TASK DETAILS: Report how many lines of the following entries include the string "Signore"; respond with the number alone.

Records excerpted from a collection
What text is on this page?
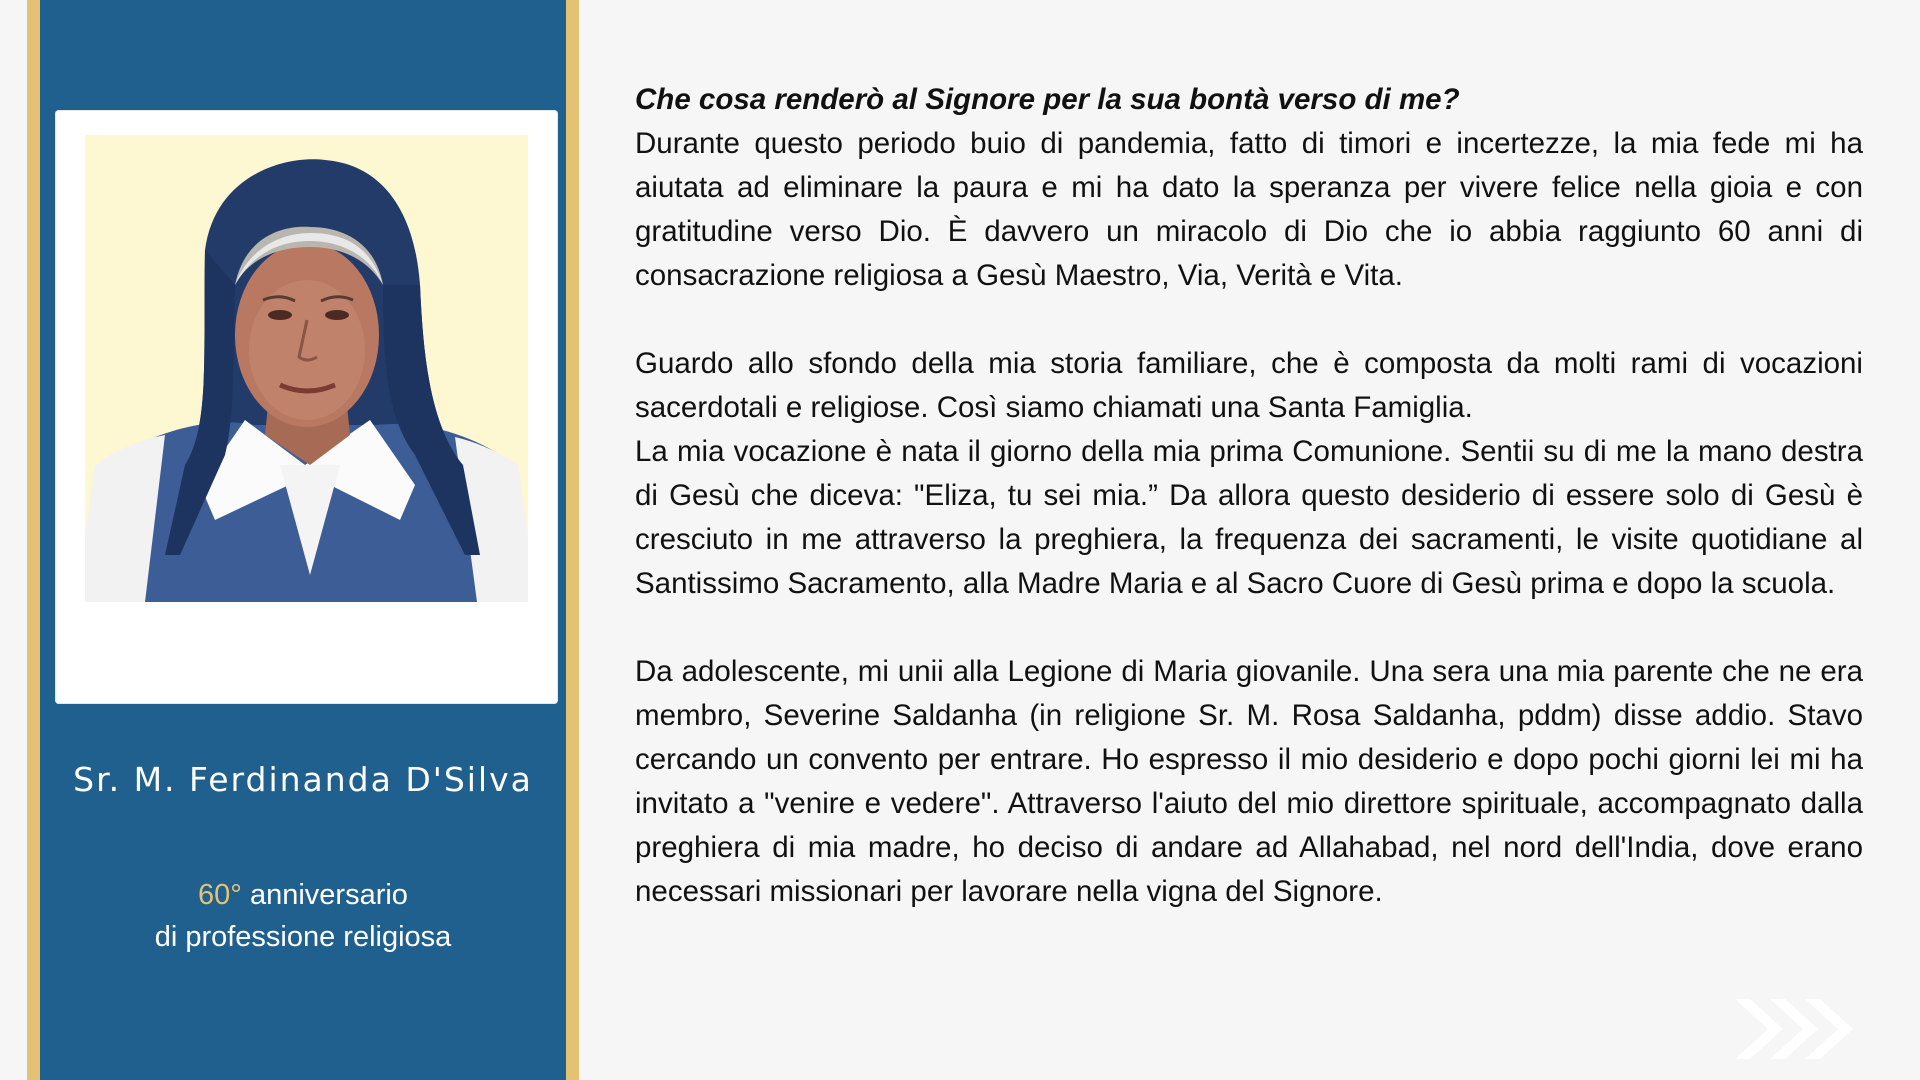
Sr. M. Ferdinanda D'Silva
60° anniversario
di professione religiosa

Che cosa renderò al Signore per la sua bontà verso di me?

Durante questo periodo buio di pandemia, fatto di timori e incertezze, la mia fede mi ha aiutata ad eliminare la paura e mi ha dato la speranza per vivere felice nella gioia e con gratitudine verso Dio. È davvero un miracolo di Dio che io abbia raggiunto 60 anni di consacrazione religiosa a Gesù Maestro, Via, Verità e Vita.

Guardo allo sfondo della mia storia familiare, che è composta da molti rami di vocazioni sacerdotali e religiose. Così siamo chiamati una Santa Famiglia.

La mia vocazione è nata il giorno della mia prima Comunione. Sentii su di me la mano destra di Gesù che diceva: "Eliza, tu sei mia.” Da allora questo desiderio di essere solo di Gesù è cresciuto in me attraverso la preghiera, la frequenza dei sacramenti, le visite quotidiane al Santissimo Sacramento, alla Madre Maria e al Sacro Cuore di Gesù prima e dopo la scuola.

Da adolescente, mi unii alla Legione di Maria giovanile. Una sera una mia parente che ne era membro, Severine Saldanha (in religione Sr. M. Rosa Saldanha, pddm) disse addio. Stavo cercando un convento per entrare. Ho espresso il mio desiderio e dopo pochi giorni lei mi ha invitato a "venire e vedere". Attraverso l'aiuto del mio direttore spirituale, accompagnato dalla preghiera di mia madre, ho deciso di andare ad Allahabad, nel nord dell'India, dove erano necessari missionari per lavorare nella vigna del Signore.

EXERCISE ANSWER: 2